In your copy, leave out the pictures; write out all the data exactly.
=====
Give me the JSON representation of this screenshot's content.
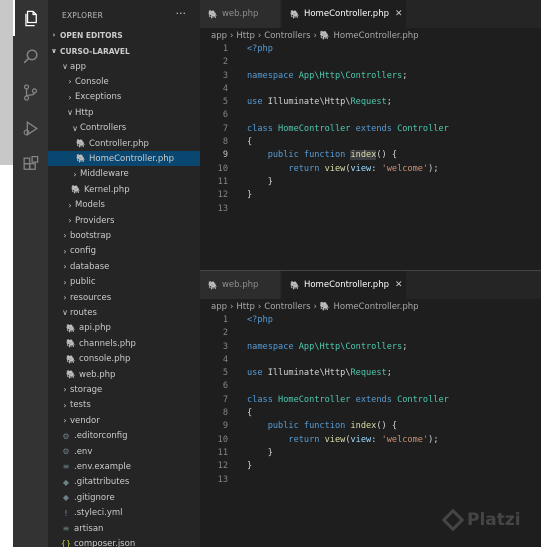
{
  "explorer": {
    "title": "EXPLORER",
    "more": "···",
    "open_editors": "OPEN EDITORS",
    "project": "CURSO-LARAVEL",
    "tree": [
      {
        "label": "app",
        "twist": "∨",
        "icon": "",
        "indent": 0
      },
      {
        "label": "Console",
        "twist": "›",
        "icon": "",
        "indent": 1
      },
      {
        "label": "Exceptions",
        "twist": "›",
        "icon": "",
        "indent": 1
      },
      {
        "label": "Http",
        "twist": "∨",
        "icon": "",
        "indent": 1
      },
      {
        "label": "Controllers",
        "twist": "∨",
        "icon": "",
        "indent": 2
      },
      {
        "label": "Controller.php",
        "twist": "",
        "icon": "php",
        "indent": 3
      },
      {
        "label": "HomeController.php",
        "twist": "",
        "icon": "php",
        "indent": 3,
        "selected": true
      },
      {
        "label": "Middleware",
        "twist": "›",
        "icon": "",
        "indent": 2
      },
      {
        "label": "Kernel.php",
        "twist": "",
        "icon": "php",
        "indent": 2
      },
      {
        "label": "Models",
        "twist": "›",
        "icon": "",
        "indent": 1
      },
      {
        "label": "Providers",
        "twist": "›",
        "icon": "",
        "indent": 1
      },
      {
        "label": "bootstrap",
        "twist": "›",
        "icon": "",
        "indent": 0
      },
      {
        "label": "config",
        "twist": "›",
        "icon": "",
        "indent": 0
      },
      {
        "label": "database",
        "twist": "›",
        "icon": "",
        "indent": 0
      },
      {
        "label": "public",
        "twist": "›",
        "icon": "",
        "indent": 0
      },
      {
        "label": "resources",
        "twist": "›",
        "icon": "",
        "indent": 0
      },
      {
        "label": "routes",
        "twist": "∨",
        "icon": "",
        "indent": 0
      },
      {
        "label": "api.php",
        "twist": "",
        "icon": "php",
        "indent": 1
      },
      {
        "label": "channels.php",
        "twist": "",
        "icon": "php",
        "indent": 1
      },
      {
        "label": "console.php",
        "twist": "",
        "icon": "php",
        "indent": 1
      },
      {
        "label": "web.php",
        "twist": "",
        "icon": "php",
        "indent": 1
      },
      {
        "label": "storage",
        "twist": "›",
        "icon": "",
        "indent": 0
      },
      {
        "label": "tests",
        "twist": "›",
        "icon": "",
        "indent": 0
      },
      {
        "label": "vendor",
        "twist": "›",
        "icon": "",
        "indent": 0
      },
      {
        "label": ".editorconfig",
        "twist": "",
        "icon": "gear",
        "indent": 0
      },
      {
        "label": ".env",
        "twist": "",
        "icon": "gear",
        "indent": 0
      },
      {
        "label": ".env.example",
        "twist": "",
        "icon": "lines",
        "indent": 0
      },
      {
        "label": ".gitattributes",
        "twist": "",
        "icon": "diamond",
        "indent": 0
      },
      {
        "label": ".gitignore",
        "twist": "",
        "icon": "diamond",
        "indent": 0
      },
      {
        "label": ".styleci.yml",
        "twist": "",
        "icon": "yml",
        "indent": 0
      },
      {
        "label": "artisan",
        "twist": "",
        "icon": "lines",
        "indent": 0
      },
      {
        "label": "composer.json",
        "twist": "",
        "icon": "json",
        "indent": 0
      }
    ]
  },
  "panes": [
    {
      "tabs": [
        {
          "label": "web.php",
          "active": false
        },
        {
          "label": "HomeController.php",
          "active": true,
          "close": "✕"
        }
      ],
      "breadcrumb": [
        "app",
        "Http",
        "Controllers",
        "HomeController.php"
      ],
      "current_line": 9,
      "highlight_index": true
    },
    {
      "tabs": [
        {
          "label": "web.php",
          "active": false
        },
        {
          "label": "HomeController.php",
          "active": true,
          "close": "✕"
        }
      ],
      "breadcrumb": [
        "app",
        "Http",
        "Controllers",
        "HomeController.php"
      ],
      "current_line": 0,
      "highlight_index": false
    }
  ],
  "code_lines": [
    [
      {
        "t": "<?php",
        "c": "kw"
      }
    ],
    [],
    [
      {
        "t": "namespace ",
        "c": "kw"
      },
      {
        "t": "App\\Http\\Controllers",
        "c": "cls"
      },
      {
        "t": ";",
        "c": ""
      }
    ],
    [],
    [
      {
        "t": "use ",
        "c": "kw"
      },
      {
        "t": "Illuminate\\Http\\",
        "c": ""
      },
      {
        "t": "Request",
        "c": "cls"
      },
      {
        "t": ";",
        "c": ""
      }
    ],
    [],
    [
      {
        "t": "class ",
        "c": "kw"
      },
      {
        "t": "HomeController ",
        "c": "cls"
      },
      {
        "t": "extends ",
        "c": "kw"
      },
      {
        "t": "Controller",
        "c": "cls"
      }
    ],
    [
      {
        "t": "{",
        "c": ""
      }
    ],
    [
      {
        "t": "    public function ",
        "c": "kw"
      },
      {
        "t": "index",
        "c": "fn idx"
      },
      {
        "t": "() {",
        "c": ""
      }
    ],
    [
      {
        "t": "        return ",
        "c": "kw"
      },
      {
        "t": "view",
        "c": "fn"
      },
      {
        "t": "(",
        "c": ""
      },
      {
        "t": "view",
        "c": "param"
      },
      {
        "t": ": ",
        "c": ""
      },
      {
        "t": "'welcome'",
        "c": "str"
      },
      {
        "t": ");",
        "c": ""
      }
    ],
    [
      {
        "t": "    }",
        "c": ""
      }
    ],
    [
      {
        "t": "}",
        "c": ""
      }
    ],
    []
  ],
  "watermark": "Platzi"
}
=====
ANSWER TO THE EXERCISE
Give me the JSON representation of this screenshot's content.
{
  "explorer": {
    "title": "EXPLORER",
    "more": "···",
    "open_editors": "OPEN EDITORS",
    "project": "CURSO-LARAVEL",
    "tree": [
      {
        "label": "app",
        "twist": "∨",
        "icon": "",
        "indent": 0
      },
      {
        "label": "Console",
        "twist": "›",
        "icon": "",
        "indent": 1
      },
      {
        "label": "Exceptions",
        "twist": "›",
        "icon": "",
        "indent": 1
      },
      {
        "label": "Http",
        "twist": "∨",
        "icon": "",
        "indent": 1
      },
      {
        "label": "Controllers",
        "twist": "∨",
        "icon": "",
        "indent": 2
      },
      {
        "label": "Controller.php",
        "twist": "",
        "icon": "php",
        "indent": 3
      },
      {
        "label": "HomeController.php",
        "twist": "",
        "icon": "php",
        "indent": 3,
        "selected": true
      },
      {
        "label": "Middleware",
        "twist": "›",
        "icon": "",
        "indent": 2
      },
      {
        "label": "Kernel.php",
        "twist": "",
        "icon": "php",
        "indent": 2
      },
      {
        "label": "Models",
        "twist": "›",
        "icon": "",
        "indent": 1
      },
      {
        "label": "Providers",
        "twist": "›",
        "icon": "",
        "indent": 1
      },
      {
        "label": "bootstrap",
        "twist": "›",
        "icon": "",
        "indent": 0
      },
      {
        "label": "config",
        "twist": "›",
        "icon": "",
        "indent": 0
      },
      {
        "label": "database",
        "twist": "›",
        "icon": "",
        "indent": 0
      },
      {
        "label": "public",
        "twist": "›",
        "icon": "",
        "indent": 0
      },
      {
        "label": "resources",
        "twist": "›",
        "icon": "",
        "indent": 0
      },
      {
        "label": "routes",
        "twist": "∨",
        "icon": "",
        "indent": 0
      },
      {
        "label": "api.php",
        "twist": "",
        "icon": "php",
        "indent": 1
      },
      {
        "label": "channels.php",
        "twist": "",
        "icon": "php",
        "indent": 1
      },
      {
        "label": "console.php",
        "twist": "",
        "icon": "php",
        "indent": 1
      },
      {
        "label": "web.php",
        "twist": "",
        "icon": "php",
        "indent": 1
      },
      {
        "label": "storage",
        "twist": "›",
        "icon": "",
        "indent": 0
      },
      {
        "label": "tests",
        "twist": "›",
        "icon": "",
        "indent": 0
      },
      {
        "label": "vendor",
        "twist": "›",
        "icon": "",
        "indent": 0
      },
      {
        "label": ".editorconfig",
        "twist": "",
        "icon": "gear",
        "indent": 0
      },
      {
        "label": ".env",
        "twist": "",
        "icon": "gear",
        "indent": 0
      },
      {
        "label": ".env.example",
        "twist": "",
        "icon": "lines",
        "indent": 0
      },
      {
        "label": ".gitattributes",
        "twist": "",
        "icon": "diamond",
        "indent": 0
      },
      {
        "label": ".gitignore",
        "twist": "",
        "icon": "diamond",
        "indent": 0
      },
      {
        "label": ".styleci.yml",
        "twist": "",
        "icon": "yml",
        "indent": 0
      },
      {
        "label": "artisan",
        "twist": "",
        "icon": "lines",
        "indent": 0
      },
      {
        "label": "composer.json",
        "twist": "",
        "icon": "json",
        "indent": 0
      }
    ]
  },
  "panes": [
    {
      "tabs": [
        {
          "label": "web.php",
          "active": false
        },
        {
          "label": "HomeController.php",
          "active": true,
          "close": "✕"
        }
      ],
      "breadcrumb": [
        "app",
        "Http",
        "Controllers",
        "HomeController.php"
      ],
      "current_line": 9,
      "highlight_index": true
    },
    {
      "tabs": [
        {
          "label": "web.php",
          "active": false
        },
        {
          "label": "HomeController.php",
          "active": true,
          "close": "✕"
        }
      ],
      "breadcrumb": [
        "app",
        "Http",
        "Controllers",
        "HomeController.php"
      ],
      "current_line": 0,
      "highlight_index": false
    }
  ],
  "code_lines": [
    [
      {
        "t": "<?php",
        "c": "kw"
      }
    ],
    [],
    [
      {
        "t": "namespace ",
        "c": "kw"
      },
      {
        "t": "App\\Http\\Controllers",
        "c": "cls"
      },
      {
        "t": ";",
        "c": ""
      }
    ],
    [],
    [
      {
        "t": "use ",
        "c": "kw"
      },
      {
        "t": "Illuminate\\Http\\",
        "c": ""
      },
      {
        "t": "Request",
        "c": "cls"
      },
      {
        "t": ";",
        "c": ""
      }
    ],
    [],
    [
      {
        "t": "class ",
        "c": "kw"
      },
      {
        "t": "HomeController ",
        "c": "cls"
      },
      {
        "t": "extends ",
        "c": "kw"
      },
      {
        "t": "Controller",
        "c": "cls"
      }
    ],
    [
      {
        "t": "{",
        "c": ""
      }
    ],
    [
      {
        "t": "    public function ",
        "c": "kw"
      },
      {
        "t": "index",
        "c": "fn idx"
      },
      {
        "t": "() {",
        "c": ""
      }
    ],
    [
      {
        "t": "        return ",
        "c": "kw"
      },
      {
        "t": "view",
        "c": "fn"
      },
      {
        "t": "(",
        "c": ""
      },
      {
        "t": "view",
        "c": "param"
      },
      {
        "t": ": ",
        "c": ""
      },
      {
        "t": "'welcome'",
        "c": "str"
      },
      {
        "t": ");",
        "c": ""
      }
    ],
    [
      {
        "t": "    }",
        "c": ""
      }
    ],
    [
      {
        "t": "}",
        "c": ""
      }
    ],
    []
  ],
  "watermark": "Platzi"
}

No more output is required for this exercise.